*Task requirements:* Your task is to copy the material exactly.

— Start Input records —

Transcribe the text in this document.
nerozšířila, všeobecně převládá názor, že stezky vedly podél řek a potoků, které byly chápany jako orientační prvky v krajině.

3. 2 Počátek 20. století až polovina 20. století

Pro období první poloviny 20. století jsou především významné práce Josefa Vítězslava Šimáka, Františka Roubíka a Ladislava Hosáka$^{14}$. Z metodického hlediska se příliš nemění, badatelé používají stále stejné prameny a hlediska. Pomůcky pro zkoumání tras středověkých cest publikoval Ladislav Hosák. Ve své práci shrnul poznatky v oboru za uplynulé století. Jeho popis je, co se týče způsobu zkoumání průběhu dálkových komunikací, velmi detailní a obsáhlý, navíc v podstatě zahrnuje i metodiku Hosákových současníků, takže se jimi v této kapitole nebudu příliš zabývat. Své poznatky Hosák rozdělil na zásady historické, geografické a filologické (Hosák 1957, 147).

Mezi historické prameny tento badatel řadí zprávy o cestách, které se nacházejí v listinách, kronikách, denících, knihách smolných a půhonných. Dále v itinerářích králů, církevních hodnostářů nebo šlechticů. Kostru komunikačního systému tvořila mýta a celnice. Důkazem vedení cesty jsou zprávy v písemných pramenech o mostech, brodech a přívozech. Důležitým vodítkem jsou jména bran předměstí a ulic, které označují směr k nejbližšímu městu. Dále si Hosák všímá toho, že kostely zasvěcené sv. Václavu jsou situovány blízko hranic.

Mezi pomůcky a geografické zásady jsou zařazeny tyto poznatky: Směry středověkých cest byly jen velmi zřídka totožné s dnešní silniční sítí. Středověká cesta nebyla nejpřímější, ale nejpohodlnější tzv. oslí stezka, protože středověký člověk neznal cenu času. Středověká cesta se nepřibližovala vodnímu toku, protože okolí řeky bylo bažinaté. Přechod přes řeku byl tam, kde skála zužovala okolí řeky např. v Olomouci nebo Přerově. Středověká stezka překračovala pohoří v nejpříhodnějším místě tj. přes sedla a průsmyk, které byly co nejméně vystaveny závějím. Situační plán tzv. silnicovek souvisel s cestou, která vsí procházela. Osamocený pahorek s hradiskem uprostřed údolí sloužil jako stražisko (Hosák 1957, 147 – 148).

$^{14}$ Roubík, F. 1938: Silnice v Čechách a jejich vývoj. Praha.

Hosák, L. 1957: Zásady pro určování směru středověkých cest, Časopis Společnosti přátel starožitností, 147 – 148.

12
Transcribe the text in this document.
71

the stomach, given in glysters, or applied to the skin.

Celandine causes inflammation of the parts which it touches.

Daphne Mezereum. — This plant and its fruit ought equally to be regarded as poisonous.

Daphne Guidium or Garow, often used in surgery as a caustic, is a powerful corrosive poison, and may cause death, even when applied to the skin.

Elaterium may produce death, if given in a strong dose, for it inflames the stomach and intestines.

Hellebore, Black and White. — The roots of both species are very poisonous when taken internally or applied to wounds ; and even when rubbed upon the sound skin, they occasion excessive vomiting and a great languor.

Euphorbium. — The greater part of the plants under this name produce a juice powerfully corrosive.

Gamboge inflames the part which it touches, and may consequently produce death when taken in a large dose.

— End Input records —

*Answer for this exercise:*
Transcribe the text in this document.
nerozšířila, všeobecně převládá názor, že stezky vedly podél řek a potoků, které byly chápany jako orientační prvky v krajině.

3. 2 Počátek 20. století až polovina 20. století

Pro období první poloviny 20. století jsou především významné práce Josefa Vítězslava Šimáka, Františka Roubíka a Ladislava Hosáka$^{14}$. Z metodického hlediska se příliš nemění, badatelé používají stále stejné prameny a hlediska. Pomůcky pro zkoumání tras středověkých cest publikoval Ladislav Hosák. Ve své práci shrnul poznatky v oboru za uplynulé století. Jeho popis je, co se týče způsobu zkoumání průběhu dálkových komunikací, velmi detailní a obsáhlý, navíc v podstatě zahrnuje i metodiku Hosákových současníků, takže se jimi v této kapitole nebudu příliš zabývat. Své poznatky Hosák rozdělil na zásady historické, geografické a filologické (Hosák 1957, 147).

Mezi historické prameny tento badatel řadí zprávy o cestách, které se nacházejí v listinách, kronikách, denících, knihách smolných a půhonných. Dále v itinerářích králů, církevních hodnostářů nebo šlechticů. Kostru komunikačního systému tvořila mýta a celnice. Důkazem vedení cesty jsou zprávy v písemných pramenech o mostech, brodech a přívozech. Důležitým vodítkem jsou jména bran předměstí a ulic, které označují směr k nejbližšímu městu. Dále si Hosák všímá toho, že kostely zasvěcené sv. Václavu jsou situovány blízko hranic.

Mezi pomůcky a geografické zásady jsou zařazeny tyto poznatky: Směry středověkých cest byly jen velmi zřídka totožné s dnešní silniční sítí. Středověká cesta nebyla nejpřímější, ale nejpohodlnější tzv. oslí stezka, protože středověký člověk neznal cenu času. Středověká cesta se nepřibližovala vodnímu toku, protože okolí řeky bylo bažinaté. Přechod přes řeku byl tam, kde skála zužovala okolí řeky např. v Olomouci nebo Přerově. Středověká stezka překračovala pohoří v nejpříhodnějším místě tj. přes sedla a průsmyk, které byly co nejméně vystaveny závějím. Situační plán tzv. silnicovek souvisel s cestou, která vsí procházela. Osamocený pahorek s hradiskem uprostřed údolí sloužil jako stražisko (Hosák 1957, 147 – 148).

$^{14}$ Roubík, F. 1938: Silnice v Čechách a jejich vývoj. Praha.

Hosák, L. 1957: Zásady pro určování směru středověkých cest, Časopis Společnosti přátel starožitností, 147 – 148.

12
Transcribe the text in this document.
71

the stomach, given in glysters, or applied to the skin.

Celandine causes inflammation of the parts which it touches.

Daphne Mezereum. — This plant and its fruit ought equally to be regarded as poisonous.

Daphne Guidium or Garow, often used in surgery as a caustic, is a powerful corrosive poison, and may cause death, even when applied to the skin.

Elaterium may produce death, if given in a strong dose, for it inflames the stomach and intestines.

Hellebore, Black and White. — The roots of both species are very poisonous when taken internally or applied to wounds ; and even when rubbed upon the sound skin, they occasion excessive vomiting and a great languor.

Euphorbium. — The greater part of the plants under this name produce a juice powerfully corrosive.

Gamboge inflames the part which it touches, and may consequently produce death when taken in a large dose.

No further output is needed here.